_Description of the task_.
Pick every line with "Thursday" from the material below.

Collection entries:
BEGIN

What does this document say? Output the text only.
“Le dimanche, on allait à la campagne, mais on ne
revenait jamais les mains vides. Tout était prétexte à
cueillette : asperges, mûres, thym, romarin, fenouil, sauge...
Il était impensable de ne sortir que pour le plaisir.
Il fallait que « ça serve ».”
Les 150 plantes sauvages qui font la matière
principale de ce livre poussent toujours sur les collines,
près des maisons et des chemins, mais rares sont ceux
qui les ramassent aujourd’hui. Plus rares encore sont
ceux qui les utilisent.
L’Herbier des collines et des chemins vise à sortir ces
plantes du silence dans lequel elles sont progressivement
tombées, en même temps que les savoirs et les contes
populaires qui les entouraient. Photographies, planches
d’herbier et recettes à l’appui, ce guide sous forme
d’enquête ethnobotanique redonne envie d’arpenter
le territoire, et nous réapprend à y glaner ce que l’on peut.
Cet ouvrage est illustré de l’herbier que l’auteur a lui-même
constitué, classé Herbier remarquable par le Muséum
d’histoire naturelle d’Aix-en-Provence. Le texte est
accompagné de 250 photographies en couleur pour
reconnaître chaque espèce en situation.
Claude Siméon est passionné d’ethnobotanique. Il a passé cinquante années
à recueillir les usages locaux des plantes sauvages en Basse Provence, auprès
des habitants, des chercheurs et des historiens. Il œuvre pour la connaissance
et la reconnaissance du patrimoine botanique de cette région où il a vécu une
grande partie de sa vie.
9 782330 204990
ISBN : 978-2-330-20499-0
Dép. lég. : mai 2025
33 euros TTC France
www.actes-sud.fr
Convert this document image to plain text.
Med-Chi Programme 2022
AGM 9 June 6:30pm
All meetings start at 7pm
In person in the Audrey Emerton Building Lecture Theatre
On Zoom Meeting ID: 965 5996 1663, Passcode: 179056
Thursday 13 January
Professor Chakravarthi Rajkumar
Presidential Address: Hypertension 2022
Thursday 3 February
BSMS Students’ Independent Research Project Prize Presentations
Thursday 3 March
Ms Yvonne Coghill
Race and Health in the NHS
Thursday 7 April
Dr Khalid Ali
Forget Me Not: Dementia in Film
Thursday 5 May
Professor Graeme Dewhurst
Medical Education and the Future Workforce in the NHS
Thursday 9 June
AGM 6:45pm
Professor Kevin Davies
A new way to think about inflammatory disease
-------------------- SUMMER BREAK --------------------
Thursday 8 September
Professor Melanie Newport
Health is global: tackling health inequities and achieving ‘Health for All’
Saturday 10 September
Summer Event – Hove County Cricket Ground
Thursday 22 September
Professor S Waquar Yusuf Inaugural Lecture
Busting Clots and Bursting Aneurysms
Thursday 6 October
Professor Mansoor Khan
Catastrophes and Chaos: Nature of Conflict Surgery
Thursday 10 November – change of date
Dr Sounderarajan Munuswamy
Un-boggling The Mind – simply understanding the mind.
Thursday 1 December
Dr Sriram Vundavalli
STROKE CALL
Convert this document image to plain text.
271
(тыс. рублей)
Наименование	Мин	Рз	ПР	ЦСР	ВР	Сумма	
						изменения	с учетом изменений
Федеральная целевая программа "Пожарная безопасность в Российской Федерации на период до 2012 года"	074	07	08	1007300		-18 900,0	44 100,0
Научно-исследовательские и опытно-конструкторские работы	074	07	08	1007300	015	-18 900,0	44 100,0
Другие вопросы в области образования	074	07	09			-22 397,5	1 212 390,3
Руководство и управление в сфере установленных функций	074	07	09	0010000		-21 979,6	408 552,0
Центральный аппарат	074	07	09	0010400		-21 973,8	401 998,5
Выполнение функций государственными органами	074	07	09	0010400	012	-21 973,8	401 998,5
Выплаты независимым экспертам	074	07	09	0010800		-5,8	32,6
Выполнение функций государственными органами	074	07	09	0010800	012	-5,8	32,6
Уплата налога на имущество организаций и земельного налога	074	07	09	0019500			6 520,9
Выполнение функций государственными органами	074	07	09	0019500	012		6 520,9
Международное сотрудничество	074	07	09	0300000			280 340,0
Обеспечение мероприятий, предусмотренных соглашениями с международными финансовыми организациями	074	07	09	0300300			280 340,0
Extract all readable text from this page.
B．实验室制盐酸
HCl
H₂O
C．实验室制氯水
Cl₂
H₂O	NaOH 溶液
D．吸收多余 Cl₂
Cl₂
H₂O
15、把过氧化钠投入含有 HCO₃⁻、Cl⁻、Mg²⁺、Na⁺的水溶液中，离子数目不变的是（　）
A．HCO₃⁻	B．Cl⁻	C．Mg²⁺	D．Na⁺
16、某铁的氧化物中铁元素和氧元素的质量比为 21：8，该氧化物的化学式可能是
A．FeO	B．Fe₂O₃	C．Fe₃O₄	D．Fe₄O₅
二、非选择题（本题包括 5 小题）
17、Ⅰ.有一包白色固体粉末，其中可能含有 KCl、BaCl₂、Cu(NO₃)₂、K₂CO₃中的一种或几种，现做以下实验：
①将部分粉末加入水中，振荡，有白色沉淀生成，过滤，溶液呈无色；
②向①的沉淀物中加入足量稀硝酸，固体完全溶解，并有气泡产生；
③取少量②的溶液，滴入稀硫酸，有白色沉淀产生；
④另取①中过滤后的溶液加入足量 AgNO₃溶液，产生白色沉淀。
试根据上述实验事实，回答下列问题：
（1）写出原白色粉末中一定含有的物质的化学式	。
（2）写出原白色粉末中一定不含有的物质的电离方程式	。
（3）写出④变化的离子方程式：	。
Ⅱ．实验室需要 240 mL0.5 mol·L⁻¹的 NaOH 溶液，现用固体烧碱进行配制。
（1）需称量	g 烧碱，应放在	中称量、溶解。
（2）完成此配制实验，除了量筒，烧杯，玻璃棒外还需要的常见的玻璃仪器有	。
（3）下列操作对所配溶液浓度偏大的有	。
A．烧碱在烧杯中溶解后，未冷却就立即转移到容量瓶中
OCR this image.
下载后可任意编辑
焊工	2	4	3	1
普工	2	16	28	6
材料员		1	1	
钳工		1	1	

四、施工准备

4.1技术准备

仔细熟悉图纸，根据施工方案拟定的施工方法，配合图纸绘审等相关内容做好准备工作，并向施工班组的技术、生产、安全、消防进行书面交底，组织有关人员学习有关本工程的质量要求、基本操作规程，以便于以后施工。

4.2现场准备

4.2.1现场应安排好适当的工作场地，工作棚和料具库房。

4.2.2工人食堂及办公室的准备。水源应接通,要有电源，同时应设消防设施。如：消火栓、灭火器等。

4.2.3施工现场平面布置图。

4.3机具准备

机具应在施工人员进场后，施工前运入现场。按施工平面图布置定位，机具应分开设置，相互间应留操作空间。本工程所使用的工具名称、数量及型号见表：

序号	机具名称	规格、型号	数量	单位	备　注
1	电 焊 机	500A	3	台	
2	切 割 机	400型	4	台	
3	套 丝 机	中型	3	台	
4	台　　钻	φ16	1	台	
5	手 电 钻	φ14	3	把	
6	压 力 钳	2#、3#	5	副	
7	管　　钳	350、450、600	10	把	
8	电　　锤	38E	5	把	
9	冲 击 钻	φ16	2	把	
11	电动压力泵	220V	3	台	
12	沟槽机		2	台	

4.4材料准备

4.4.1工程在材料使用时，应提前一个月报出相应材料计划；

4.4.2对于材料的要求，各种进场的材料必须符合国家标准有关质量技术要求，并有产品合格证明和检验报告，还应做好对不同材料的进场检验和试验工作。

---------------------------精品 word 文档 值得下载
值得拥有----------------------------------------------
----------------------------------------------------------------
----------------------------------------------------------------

END

_Response for this exercise_.
Thursday 13 January
Thursday 3 February
Thursday 3 March
Thursday 7 April
Thursday 5 May
Thursday 9 June
Thursday 8 September
Thursday 22 September
Thursday 6 October
Thursday 10 November – change of date
Thursday 1 December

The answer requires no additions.